Records contained in a dataset
=-=-=-=-=

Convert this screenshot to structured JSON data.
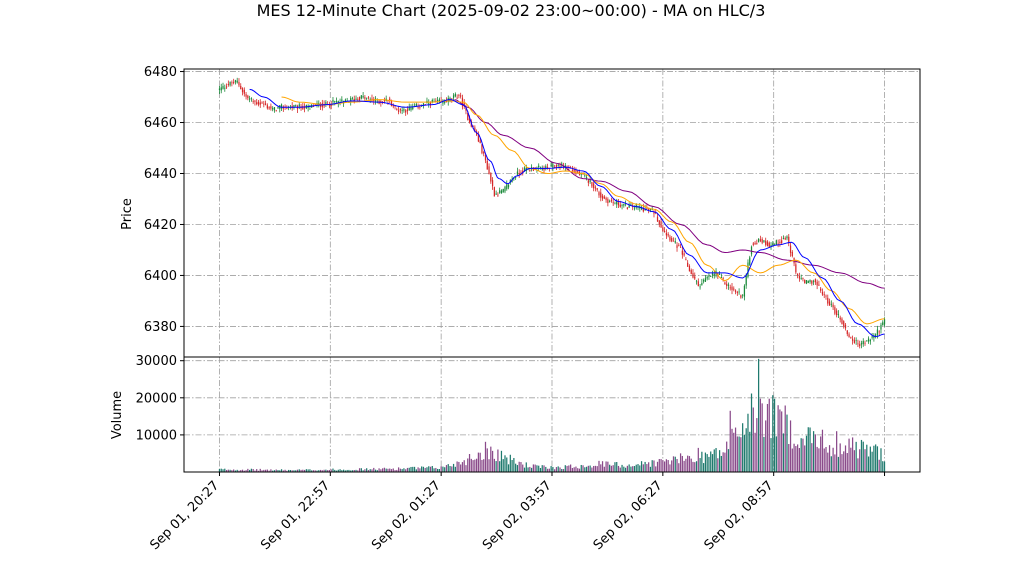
{
  "chart_data": {
    "type": "candlestick",
    "title": "MES 12-Minute Chart (2025-09-02 23:00~00:00) - MA on HLC/3",
    "price_panel": {
      "ylabel": "Price",
      "ylim": [
        6368,
        6481
      ],
      "yticks": [
        6380,
        6400,
        6420,
        6440,
        6460,
        6480
      ],
      "grid": true
    },
    "volume_panel": {
      "ylabel": "Volume",
      "ylim": [
        0,
        31000
      ],
      "yticks": [
        10000,
        20000,
        30000
      ],
      "yticklabels": [
        "10000",
        "20000",
        "30000"
      ],
      "grid": true
    },
    "x_axis": {
      "tick_labels": [
        "Sep 01, 20:27",
        "Sep 01, 22:57",
        "Sep 02, 01:27",
        "Sep 02, 03:57",
        "Sep 02, 06:27",
        "Sep 02, 08:57"
      ],
      "tick_positions": [
        0,
        12.5,
        25,
        37.5,
        50,
        62.5
      ],
      "range": [
        -4,
        79
      ],
      "last_bar_index": 75
    },
    "colors": {
      "up": "#1a8a3a",
      "down": "#d62728",
      "ma_fast": "#0000ff",
      "ma_mid": "#ffa500",
      "ma_slow": "#800080",
      "volume_up": "#1f7a6e",
      "volume_down": "#8a4a8a"
    },
    "price_path": [
      [
        0,
        6473
      ],
      [
        1,
        6475
      ],
      [
        2,
        6476
      ],
      [
        3,
        6470
      ],
      [
        4,
        6468
      ],
      [
        5,
        6467
      ],
      [
        6,
        6465
      ],
      [
        7,
        6466
      ],
      [
        8,
        6466
      ],
      [
        9,
        6466
      ],
      [
        10,
        6466
      ],
      [
        11,
        6467
      ],
      [
        12,
        6467
      ],
      [
        13,
        6468
      ],
      [
        14,
        6468
      ],
      [
        15,
        6469
      ],
      [
        16,
        6470
      ],
      [
        17,
        6469
      ],
      [
        18,
        6468
      ],
      [
        19,
        6469
      ],
      [
        20,
        6465
      ],
      [
        21,
        6465
      ],
      [
        22,
        6466
      ],
      [
        23,
        6467
      ],
      [
        24,
        6468
      ],
      [
        25,
        6468
      ],
      [
        26,
        6469
      ],
      [
        27,
        6471
      ],
      [
        28,
        6462
      ],
      [
        29,
        6455
      ],
      [
        30,
        6445
      ],
      [
        31,
        6432
      ],
      [
        32,
        6433
      ],
      [
        33,
        6438
      ],
      [
        34,
        6441
      ],
      [
        35,
        6442
      ],
      [
        36,
        6442
      ],
      [
        37,
        6442
      ],
      [
        38,
        6443
      ],
      [
        39,
        6443
      ],
      [
        40,
        6441
      ],
      [
        41,
        6439
      ],
      [
        42,
        6436
      ],
      [
        43,
        6431
      ],
      [
        44,
        6429
      ],
      [
        45,
        6428
      ],
      [
        46,
        6427
      ],
      [
        47,
        6427
      ],
      [
        48,
        6426
      ],
      [
        49,
        6425
      ],
      [
        50,
        6418
      ],
      [
        51,
        6414
      ],
      [
        52,
        6410
      ],
      [
        53,
        6402
      ],
      [
        54,
        6396
      ],
      [
        55,
        6399
      ],
      [
        56,
        6401
      ],
      [
        57,
        6397
      ],
      [
        58,
        6394
      ],
      [
        59,
        6392
      ],
      [
        60,
        6412
      ],
      [
        61,
        6414
      ],
      [
        62,
        6412
      ],
      [
        63,
        6413
      ],
      [
        64,
        6415
      ],
      [
        65,
        6401
      ],
      [
        66,
        6397
      ],
      [
        67,
        6398
      ],
      [
        68,
        6393
      ],
      [
        69,
        6388
      ],
      [
        70,
        6383
      ],
      [
        71,
        6376
      ],
      [
        72,
        6373
      ],
      [
        73,
        6374
      ],
      [
        74,
        6377
      ],
      [
        75,
        6382
      ]
    ],
    "ma_fast": [
      [
        3.4,
        6473
      ],
      [
        5,
        6470
      ],
      [
        7,
        6466
      ],
      [
        9,
        6466
      ],
      [
        12,
        6467
      ],
      [
        15,
        6468.5
      ],
      [
        18,
        6468
      ],
      [
        21,
        6466
      ],
      [
        24,
        6467
      ],
      [
        26,
        6469
      ],
      [
        27.5,
        6467
      ],
      [
        29,
        6456
      ],
      [
        30.5,
        6445
      ],
      [
        31.5,
        6438
      ],
      [
        32.5,
        6436
      ],
      [
        33.5,
        6439
      ],
      [
        35,
        6442
      ],
      [
        37,
        6442
      ],
      [
        39,
        6442.5
      ],
      [
        41,
        6441
      ],
      [
        43,
        6435
      ],
      [
        45,
        6429
      ],
      [
        47,
        6427
      ],
      [
        49,
        6425
      ],
      [
        51,
        6418
      ],
      [
        53,
        6408
      ],
      [
        55,
        6401
      ],
      [
        57,
        6401
      ],
      [
        59,
        6399
      ],
      [
        61,
        6410
      ],
      [
        63,
        6412
      ],
      [
        64.5,
        6413
      ],
      [
        66,
        6407
      ],
      [
        68,
        6399
      ],
      [
        70,
        6390
      ],
      [
        72,
        6381
      ],
      [
        74,
        6376
      ],
      [
        75,
        6377
      ]
    ],
    "ma_mid": [
      [
        7,
        6470
      ],
      [
        9,
        6468
      ],
      [
        12,
        6467
      ],
      [
        15,
        6468
      ],
      [
        18,
        6469
      ],
      [
        21,
        6468
      ],
      [
        24,
        6468
      ],
      [
        26,
        6468.5
      ],
      [
        27.5,
        6468
      ],
      [
        29,
        6463
      ],
      [
        31,
        6455
      ],
      [
        33,
        6449
      ],
      [
        35,
        6442
      ],
      [
        37,
        6440
      ],
      [
        39,
        6441
      ],
      [
        41,
        6440
      ],
      [
        43,
        6436
      ],
      [
        45,
        6431
      ],
      [
        47,
        6428
      ],
      [
        49,
        6426
      ],
      [
        51,
        6421
      ],
      [
        53,
        6413
      ],
      [
        55,
        6404
      ],
      [
        57,
        6398
      ],
      [
        59,
        6404
      ],
      [
        61,
        6401
      ],
      [
        63,
        6404
      ],
      [
        65,
        6406
      ],
      [
        67,
        6401
      ],
      [
        69,
        6394
      ],
      [
        71,
        6387
      ],
      [
        73,
        6381
      ],
      [
        75,
        6383
      ]
    ],
    "ma_slow": [
      [
        26.5,
        6469
      ],
      [
        28,
        6466
      ],
      [
        30,
        6460
      ],
      [
        32,
        6455
      ],
      [
        35,
        6450
      ],
      [
        38,
        6444
      ],
      [
        41,
        6438
      ],
      [
        43,
        6437
      ],
      [
        46,
        6433
      ],
      [
        49,
        6427
      ],
      [
        52,
        6420
      ],
      [
        55,
        6412
      ],
      [
        57,
        6409
      ],
      [
        59,
        6410
      ],
      [
        61,
        6409
      ],
      [
        64,
        6406
      ],
      [
        67,
        6404
      ],
      [
        70,
        6401
      ],
      [
        73,
        6397
      ],
      [
        75,
        6395
      ]
    ],
    "volume_profile": [
      [
        0,
        700
      ],
      [
        8,
        500
      ],
      [
        18,
        800
      ],
      [
        25,
        1200
      ],
      [
        27,
        2500
      ],
      [
        29,
        4500
      ],
      [
        30,
        6000
      ],
      [
        31,
        5500
      ],
      [
        33,
        3000
      ],
      [
        35,
        1600
      ],
      [
        37,
        1200
      ],
      [
        40,
        1500
      ],
      [
        43,
        2200
      ],
      [
        46,
        1800
      ],
      [
        49,
        2500
      ],
      [
        52,
        3500
      ],
      [
        55,
        4500
      ],
      [
        57,
        5500
      ],
      [
        58,
        10000
      ],
      [
        59,
        12000
      ],
      [
        60,
        15000
      ],
      [
        62,
        16000
      ],
      [
        64,
        12000
      ],
      [
        66,
        9000
      ],
      [
        68,
        8000
      ],
      [
        70,
        7000
      ],
      [
        72,
        6500
      ],
      [
        75,
        5000
      ]
    ],
    "volume_spikes": [
      [
        54,
        6500
      ],
      [
        57.6,
        16500
      ],
      [
        60.8,
        30500
      ],
      [
        61.2,
        18500
      ],
      [
        63,
        18000
      ],
      [
        66.6,
        12000
      ],
      [
        69.6,
        11000
      ],
      [
        71,
        9000
      ]
    ]
  }
}
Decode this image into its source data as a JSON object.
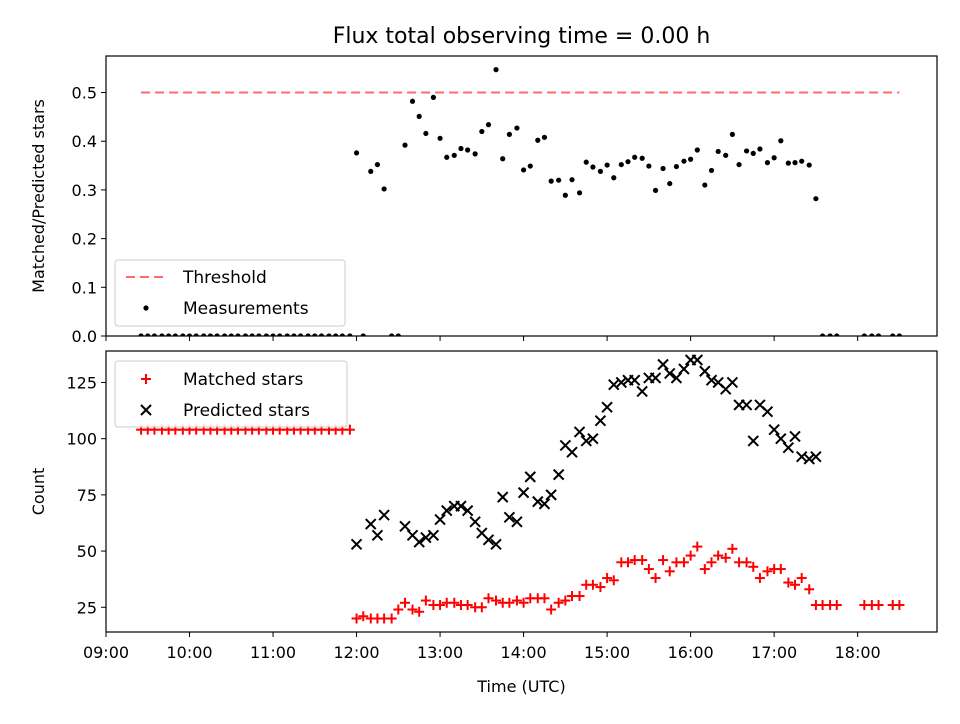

=-=-=-=-=

_The problem_
Count every line above that holds the word "JSON", and state the number and nothing more.

_Answer to this exercise_
2